** START OF Entries **

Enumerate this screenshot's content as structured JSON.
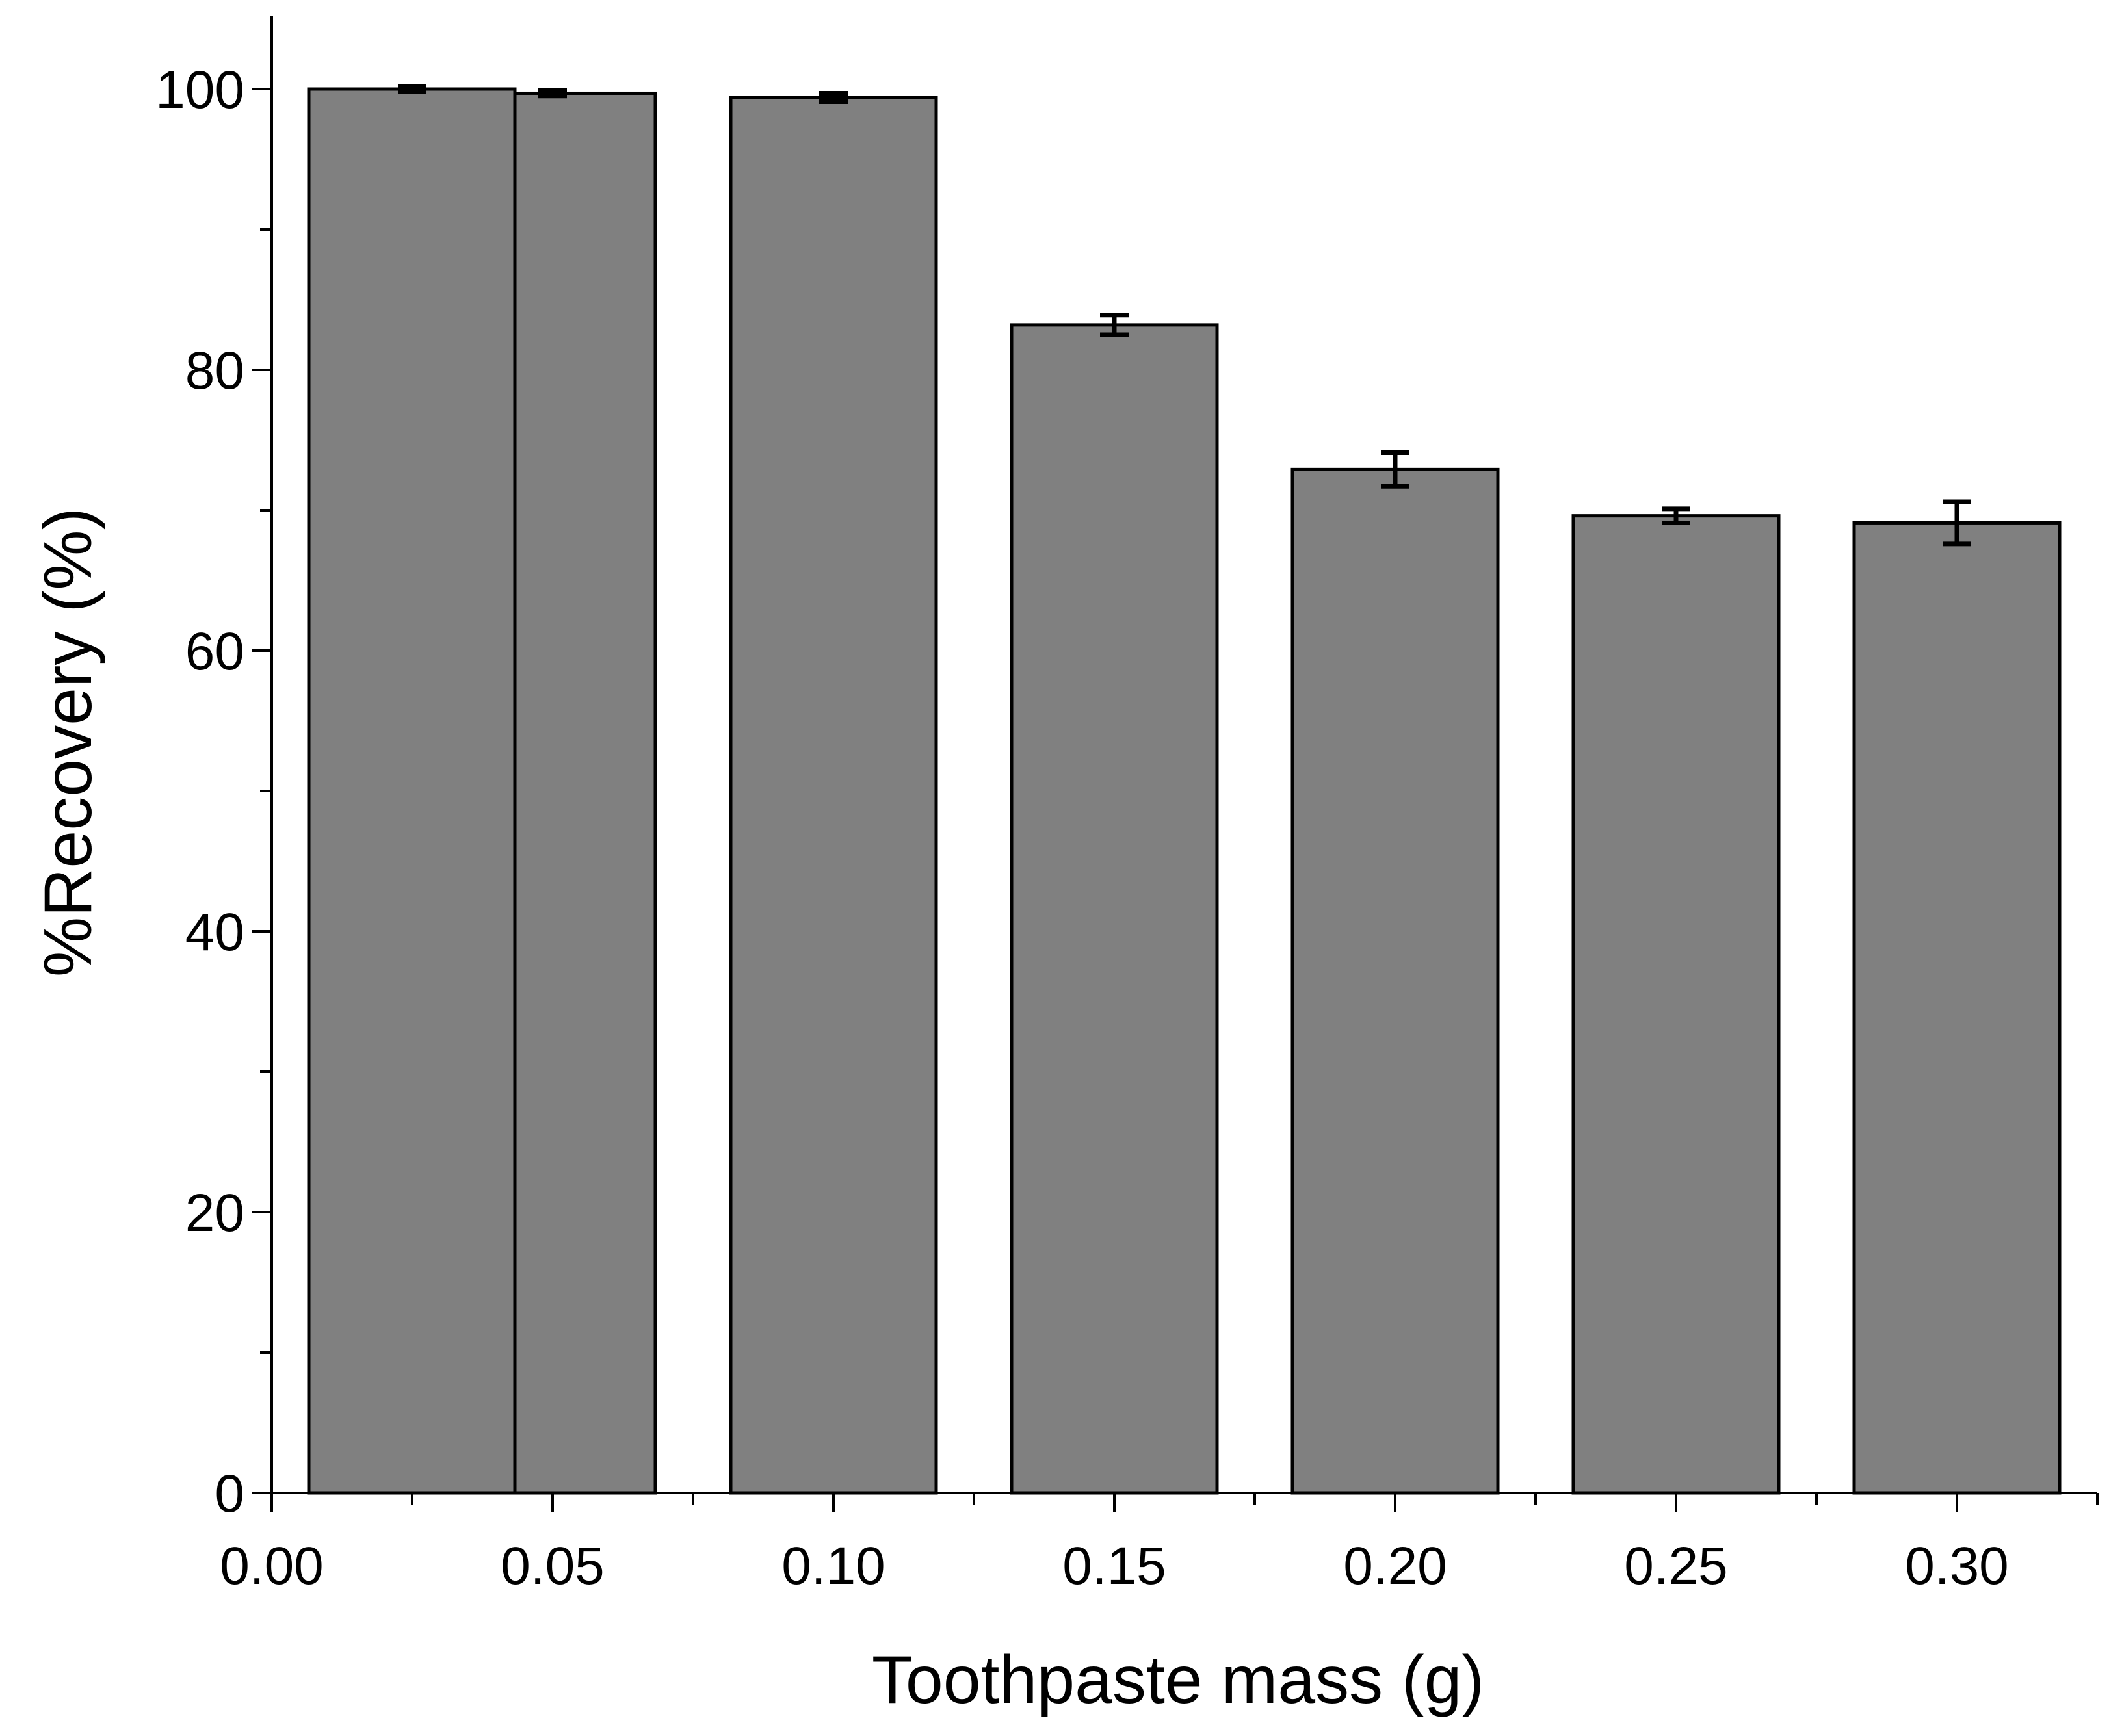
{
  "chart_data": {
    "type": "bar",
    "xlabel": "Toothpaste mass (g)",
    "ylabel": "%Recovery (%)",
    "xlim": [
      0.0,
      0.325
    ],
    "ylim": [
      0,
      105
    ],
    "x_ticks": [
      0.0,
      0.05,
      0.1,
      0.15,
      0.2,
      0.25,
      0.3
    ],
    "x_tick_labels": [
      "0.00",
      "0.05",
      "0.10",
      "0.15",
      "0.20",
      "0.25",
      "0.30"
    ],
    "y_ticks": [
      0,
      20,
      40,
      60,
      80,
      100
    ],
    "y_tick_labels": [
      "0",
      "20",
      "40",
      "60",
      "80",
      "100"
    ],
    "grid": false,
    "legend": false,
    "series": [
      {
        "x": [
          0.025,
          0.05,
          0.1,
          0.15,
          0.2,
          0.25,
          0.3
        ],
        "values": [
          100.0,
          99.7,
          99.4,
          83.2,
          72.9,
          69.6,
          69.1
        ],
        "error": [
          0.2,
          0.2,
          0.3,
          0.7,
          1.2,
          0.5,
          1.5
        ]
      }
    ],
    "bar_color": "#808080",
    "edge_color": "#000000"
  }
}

** END OF Entries **

Exercise requirements: Without including the pictures, reproduce all entries exactly.

Output of the task:
Enumerate this screenshot's content as structured JSON.
{
  "chart_data": {
    "type": "bar",
    "xlabel": "Toothpaste mass (g)",
    "ylabel": "%Recovery (%)",
    "xlim": [
      0.0,
      0.325
    ],
    "ylim": [
      0,
      105
    ],
    "x_ticks": [
      0.0,
      0.05,
      0.1,
      0.15,
      0.2,
      0.25,
      0.3
    ],
    "x_tick_labels": [
      "0.00",
      "0.05",
      "0.10",
      "0.15",
      "0.20",
      "0.25",
      "0.30"
    ],
    "y_ticks": [
      0,
      20,
      40,
      60,
      80,
      100
    ],
    "y_tick_labels": [
      "0",
      "20",
      "40",
      "60",
      "80",
      "100"
    ],
    "grid": false,
    "legend": false,
    "series": [
      {
        "x": [
          0.025,
          0.05,
          0.1,
          0.15,
          0.2,
          0.25,
          0.3
        ],
        "values": [
          100.0,
          99.7,
          99.4,
          83.2,
          72.9,
          69.6,
          69.1
        ],
        "error": [
          0.2,
          0.2,
          0.3,
          0.7,
          1.2,
          0.5,
          1.5
        ]
      }
    ],
    "bar_color": "#808080",
    "edge_color": "#000000"
  }
}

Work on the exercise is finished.